▸ **Consegna A**
Secondo il testo estratto, quale premio ha vinto Grazie a Dio alla Berlinale?
▸ **Consegna B**
In base al testo estratto, spiega perché Ozon rinuncia ad alcuni tratti tipici del suo modo di fare cinema.

▸ **Testo estratto**
Grazie a Dio, Orso d’argento all’ultima edizione della Berlinale, è un film di denuncia e di solido impegno civile. Ozon rinuncia ad alcuni tratti peculiari del suo modo di fare cinema per mettersi al servizio della causa e realizzare un’opera corale dalla parte delle vittime e delle loro famiglie. Il suo sguardo – rispettoso, partecipe ed empatico – si focalizza principalmente su tre personaggi, Alexandre, François ed Emmanuel, abusati ripetutamente dal sacerdote pedofilo quando erano dei piccoli boyscout. Il primo è divenuto un uomo in carriera con una prole numerosa e una moglie amorevole sempre al suo fianco. Il trauma subito da bambino non lo ha allontanato dalla chiesa e dalla fede cattolica, al contrario di François che se ne è distaccato e ha potuto contare sull’aiuto e sull’affetto dei suoi genitori e sull’amore della moglie e delle due figlie. Emmanuel è il più debole e il più traumatizzato dei tre, non si è mai ripreso dagli abusi subiti e non è stato in grado di costruirsi una vita stabile ed equilibrata a livello professionale e affettivo.

▸ **Dati archiviati**
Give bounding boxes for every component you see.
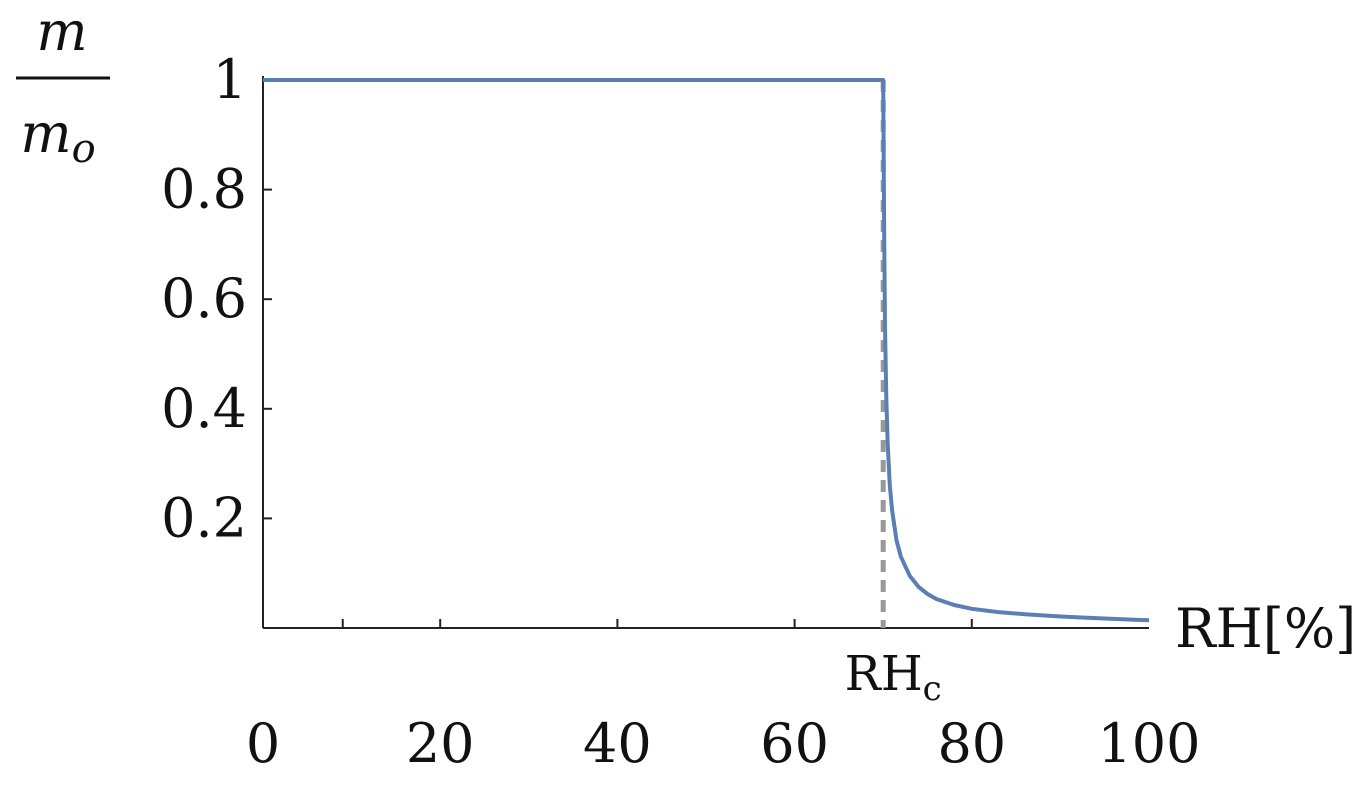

▸ **Risposta corretta A**
L'Orso d'argento.

▸ **Risposta corretta B**
Ozon rinuncia ad alcuni tratti peculiari del suo cinema per mettersi al servizio della causa. In questo modo realizza un'opera corale dalla parte delle vittime e delle loro famiglie.